» EXERCISE INPUT
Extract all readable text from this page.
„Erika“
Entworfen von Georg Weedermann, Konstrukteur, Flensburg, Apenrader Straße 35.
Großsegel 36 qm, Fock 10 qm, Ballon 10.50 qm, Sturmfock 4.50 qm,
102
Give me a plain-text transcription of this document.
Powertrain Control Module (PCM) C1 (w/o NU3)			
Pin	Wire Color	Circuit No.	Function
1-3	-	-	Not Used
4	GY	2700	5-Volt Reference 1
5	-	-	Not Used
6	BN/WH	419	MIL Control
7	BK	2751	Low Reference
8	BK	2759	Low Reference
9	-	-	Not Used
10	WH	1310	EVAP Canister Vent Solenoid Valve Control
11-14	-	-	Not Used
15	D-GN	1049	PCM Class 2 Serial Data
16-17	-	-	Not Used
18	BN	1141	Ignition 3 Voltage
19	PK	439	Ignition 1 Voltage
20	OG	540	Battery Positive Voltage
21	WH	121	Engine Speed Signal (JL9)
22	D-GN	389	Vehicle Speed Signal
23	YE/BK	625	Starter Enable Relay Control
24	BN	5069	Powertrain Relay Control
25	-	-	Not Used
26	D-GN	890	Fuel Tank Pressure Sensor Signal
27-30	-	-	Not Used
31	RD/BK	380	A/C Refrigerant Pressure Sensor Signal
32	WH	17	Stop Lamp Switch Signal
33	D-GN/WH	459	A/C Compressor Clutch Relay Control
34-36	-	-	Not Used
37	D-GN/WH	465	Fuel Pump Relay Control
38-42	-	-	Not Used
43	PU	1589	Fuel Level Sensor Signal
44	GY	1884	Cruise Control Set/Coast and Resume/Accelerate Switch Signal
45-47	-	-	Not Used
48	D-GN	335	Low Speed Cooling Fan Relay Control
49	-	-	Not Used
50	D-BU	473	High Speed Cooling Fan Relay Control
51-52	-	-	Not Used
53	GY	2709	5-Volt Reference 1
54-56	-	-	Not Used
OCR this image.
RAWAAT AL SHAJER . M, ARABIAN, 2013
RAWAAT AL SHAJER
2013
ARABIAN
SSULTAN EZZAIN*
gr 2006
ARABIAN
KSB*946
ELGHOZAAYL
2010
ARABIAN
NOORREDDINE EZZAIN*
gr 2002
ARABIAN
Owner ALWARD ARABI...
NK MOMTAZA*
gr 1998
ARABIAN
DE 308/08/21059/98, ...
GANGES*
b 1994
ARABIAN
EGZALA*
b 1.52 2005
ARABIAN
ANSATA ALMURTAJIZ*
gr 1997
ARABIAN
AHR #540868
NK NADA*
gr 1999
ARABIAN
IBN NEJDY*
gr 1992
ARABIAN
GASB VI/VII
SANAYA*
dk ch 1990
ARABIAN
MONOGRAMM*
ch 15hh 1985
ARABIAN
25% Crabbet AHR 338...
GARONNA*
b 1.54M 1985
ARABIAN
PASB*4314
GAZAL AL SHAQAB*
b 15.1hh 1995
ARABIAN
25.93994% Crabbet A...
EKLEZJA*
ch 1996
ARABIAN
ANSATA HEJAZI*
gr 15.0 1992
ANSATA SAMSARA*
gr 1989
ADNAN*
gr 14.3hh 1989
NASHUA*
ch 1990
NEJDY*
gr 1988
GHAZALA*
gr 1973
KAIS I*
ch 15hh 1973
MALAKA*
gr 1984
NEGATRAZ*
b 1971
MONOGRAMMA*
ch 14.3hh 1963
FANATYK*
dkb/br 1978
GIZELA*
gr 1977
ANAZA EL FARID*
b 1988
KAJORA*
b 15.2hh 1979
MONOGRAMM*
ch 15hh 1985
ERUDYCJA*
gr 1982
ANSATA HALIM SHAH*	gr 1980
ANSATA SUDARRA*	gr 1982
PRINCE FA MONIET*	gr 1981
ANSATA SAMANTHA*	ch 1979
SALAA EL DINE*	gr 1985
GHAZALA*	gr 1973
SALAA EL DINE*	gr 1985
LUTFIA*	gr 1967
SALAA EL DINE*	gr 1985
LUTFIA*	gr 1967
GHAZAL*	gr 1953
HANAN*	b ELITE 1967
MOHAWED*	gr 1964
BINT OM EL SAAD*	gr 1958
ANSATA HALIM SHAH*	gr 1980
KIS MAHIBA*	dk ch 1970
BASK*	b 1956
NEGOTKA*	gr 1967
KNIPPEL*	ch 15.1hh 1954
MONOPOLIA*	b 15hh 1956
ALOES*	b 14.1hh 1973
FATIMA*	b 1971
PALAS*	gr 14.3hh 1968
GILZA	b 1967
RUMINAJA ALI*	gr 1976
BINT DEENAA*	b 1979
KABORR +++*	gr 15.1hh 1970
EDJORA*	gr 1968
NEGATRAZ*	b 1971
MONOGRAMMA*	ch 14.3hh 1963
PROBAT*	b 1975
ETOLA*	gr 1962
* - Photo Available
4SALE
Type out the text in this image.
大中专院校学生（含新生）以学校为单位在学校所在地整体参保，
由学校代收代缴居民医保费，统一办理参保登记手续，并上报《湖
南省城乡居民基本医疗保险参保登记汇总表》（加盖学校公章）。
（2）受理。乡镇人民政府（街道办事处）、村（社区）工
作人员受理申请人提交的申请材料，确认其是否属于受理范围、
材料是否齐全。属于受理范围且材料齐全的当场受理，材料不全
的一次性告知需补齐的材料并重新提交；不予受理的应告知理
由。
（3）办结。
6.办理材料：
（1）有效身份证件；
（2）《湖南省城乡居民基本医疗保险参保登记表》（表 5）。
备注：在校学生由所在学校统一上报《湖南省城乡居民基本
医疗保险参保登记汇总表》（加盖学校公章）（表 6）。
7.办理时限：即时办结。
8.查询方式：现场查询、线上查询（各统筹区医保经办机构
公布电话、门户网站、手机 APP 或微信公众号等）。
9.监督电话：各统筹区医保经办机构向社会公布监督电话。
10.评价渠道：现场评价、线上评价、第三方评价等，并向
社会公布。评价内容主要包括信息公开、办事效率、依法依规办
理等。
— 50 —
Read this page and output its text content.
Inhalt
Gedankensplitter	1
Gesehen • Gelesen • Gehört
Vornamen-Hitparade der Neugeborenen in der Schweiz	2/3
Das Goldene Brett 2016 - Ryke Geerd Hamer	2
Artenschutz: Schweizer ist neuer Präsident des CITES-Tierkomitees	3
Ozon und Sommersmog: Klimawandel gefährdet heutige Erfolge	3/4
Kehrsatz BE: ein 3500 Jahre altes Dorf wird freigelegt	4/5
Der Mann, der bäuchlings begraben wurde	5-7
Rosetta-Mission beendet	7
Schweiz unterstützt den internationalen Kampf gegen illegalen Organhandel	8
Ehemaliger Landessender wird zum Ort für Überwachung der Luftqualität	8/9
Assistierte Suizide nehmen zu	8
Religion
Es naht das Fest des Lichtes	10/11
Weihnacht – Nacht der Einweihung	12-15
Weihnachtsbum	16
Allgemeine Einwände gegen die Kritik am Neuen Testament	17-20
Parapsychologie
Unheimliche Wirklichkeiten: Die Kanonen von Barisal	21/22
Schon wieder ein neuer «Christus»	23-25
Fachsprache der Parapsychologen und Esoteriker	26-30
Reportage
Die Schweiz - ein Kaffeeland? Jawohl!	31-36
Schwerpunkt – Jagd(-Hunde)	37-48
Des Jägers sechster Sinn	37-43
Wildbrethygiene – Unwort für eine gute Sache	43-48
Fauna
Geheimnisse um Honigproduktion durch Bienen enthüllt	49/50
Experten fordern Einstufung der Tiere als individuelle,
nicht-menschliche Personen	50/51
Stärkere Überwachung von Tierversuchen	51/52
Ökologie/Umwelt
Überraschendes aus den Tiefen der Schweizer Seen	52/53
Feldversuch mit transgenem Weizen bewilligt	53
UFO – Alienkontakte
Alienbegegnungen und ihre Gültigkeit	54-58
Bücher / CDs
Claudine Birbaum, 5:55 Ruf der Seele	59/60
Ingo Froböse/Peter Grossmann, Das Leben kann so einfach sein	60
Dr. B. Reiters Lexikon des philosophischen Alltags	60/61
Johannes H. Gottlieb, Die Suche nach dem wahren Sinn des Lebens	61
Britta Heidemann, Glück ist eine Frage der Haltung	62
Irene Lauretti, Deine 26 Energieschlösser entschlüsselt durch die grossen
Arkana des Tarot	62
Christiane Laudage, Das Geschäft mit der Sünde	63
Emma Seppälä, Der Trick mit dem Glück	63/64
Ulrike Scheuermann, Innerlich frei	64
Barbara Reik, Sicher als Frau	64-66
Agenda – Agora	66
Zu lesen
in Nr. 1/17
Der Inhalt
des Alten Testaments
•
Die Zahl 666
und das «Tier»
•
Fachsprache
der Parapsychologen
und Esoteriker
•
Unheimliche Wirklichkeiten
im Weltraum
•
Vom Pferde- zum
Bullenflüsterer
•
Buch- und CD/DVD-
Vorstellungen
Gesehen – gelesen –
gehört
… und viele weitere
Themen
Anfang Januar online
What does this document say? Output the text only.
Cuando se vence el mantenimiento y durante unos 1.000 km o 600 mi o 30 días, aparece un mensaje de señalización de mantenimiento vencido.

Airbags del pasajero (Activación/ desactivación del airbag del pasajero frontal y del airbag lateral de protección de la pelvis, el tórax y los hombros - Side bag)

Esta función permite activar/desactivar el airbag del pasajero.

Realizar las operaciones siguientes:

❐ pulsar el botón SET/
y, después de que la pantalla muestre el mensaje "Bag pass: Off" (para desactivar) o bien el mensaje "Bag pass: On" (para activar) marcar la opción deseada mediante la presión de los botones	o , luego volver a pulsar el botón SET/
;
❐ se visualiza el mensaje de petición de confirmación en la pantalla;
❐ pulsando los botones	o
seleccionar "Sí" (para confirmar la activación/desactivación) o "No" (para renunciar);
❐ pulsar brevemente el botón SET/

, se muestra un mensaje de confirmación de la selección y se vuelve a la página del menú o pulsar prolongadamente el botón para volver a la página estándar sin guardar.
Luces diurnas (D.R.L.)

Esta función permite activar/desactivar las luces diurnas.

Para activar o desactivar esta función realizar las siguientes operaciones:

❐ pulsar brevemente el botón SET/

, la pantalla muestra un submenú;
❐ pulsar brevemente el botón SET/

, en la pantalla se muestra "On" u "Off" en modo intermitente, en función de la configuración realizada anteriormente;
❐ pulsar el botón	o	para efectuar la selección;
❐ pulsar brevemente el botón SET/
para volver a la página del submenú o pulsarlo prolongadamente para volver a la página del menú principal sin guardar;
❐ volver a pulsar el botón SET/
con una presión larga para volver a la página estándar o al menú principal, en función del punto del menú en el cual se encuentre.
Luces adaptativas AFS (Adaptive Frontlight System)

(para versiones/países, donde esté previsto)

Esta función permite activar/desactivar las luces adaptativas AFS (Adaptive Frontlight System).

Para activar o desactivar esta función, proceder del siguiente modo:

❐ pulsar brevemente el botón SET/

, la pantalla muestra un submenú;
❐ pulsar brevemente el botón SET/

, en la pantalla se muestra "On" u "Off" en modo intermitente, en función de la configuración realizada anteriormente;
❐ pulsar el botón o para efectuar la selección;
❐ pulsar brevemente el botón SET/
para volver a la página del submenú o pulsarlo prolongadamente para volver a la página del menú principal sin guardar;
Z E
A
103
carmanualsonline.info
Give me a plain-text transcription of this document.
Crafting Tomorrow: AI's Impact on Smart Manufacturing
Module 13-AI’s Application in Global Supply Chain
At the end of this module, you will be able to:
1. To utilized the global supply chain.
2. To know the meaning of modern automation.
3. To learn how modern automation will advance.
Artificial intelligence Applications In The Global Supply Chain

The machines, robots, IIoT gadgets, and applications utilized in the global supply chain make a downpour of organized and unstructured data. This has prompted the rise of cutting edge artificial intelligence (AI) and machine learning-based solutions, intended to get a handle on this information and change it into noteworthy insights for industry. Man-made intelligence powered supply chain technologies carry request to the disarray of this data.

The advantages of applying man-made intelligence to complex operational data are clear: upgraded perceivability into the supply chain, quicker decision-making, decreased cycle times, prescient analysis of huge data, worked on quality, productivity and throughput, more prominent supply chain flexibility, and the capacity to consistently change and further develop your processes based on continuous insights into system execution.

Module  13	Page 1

» WHAT IS ASKED
Find every line that holds "operaciones" and copy it.

» RESPONSE TO THIS TASK
Realizar las operaciones siguientes:
Para activar o desactivar esta función realizar las siguientes operaciones:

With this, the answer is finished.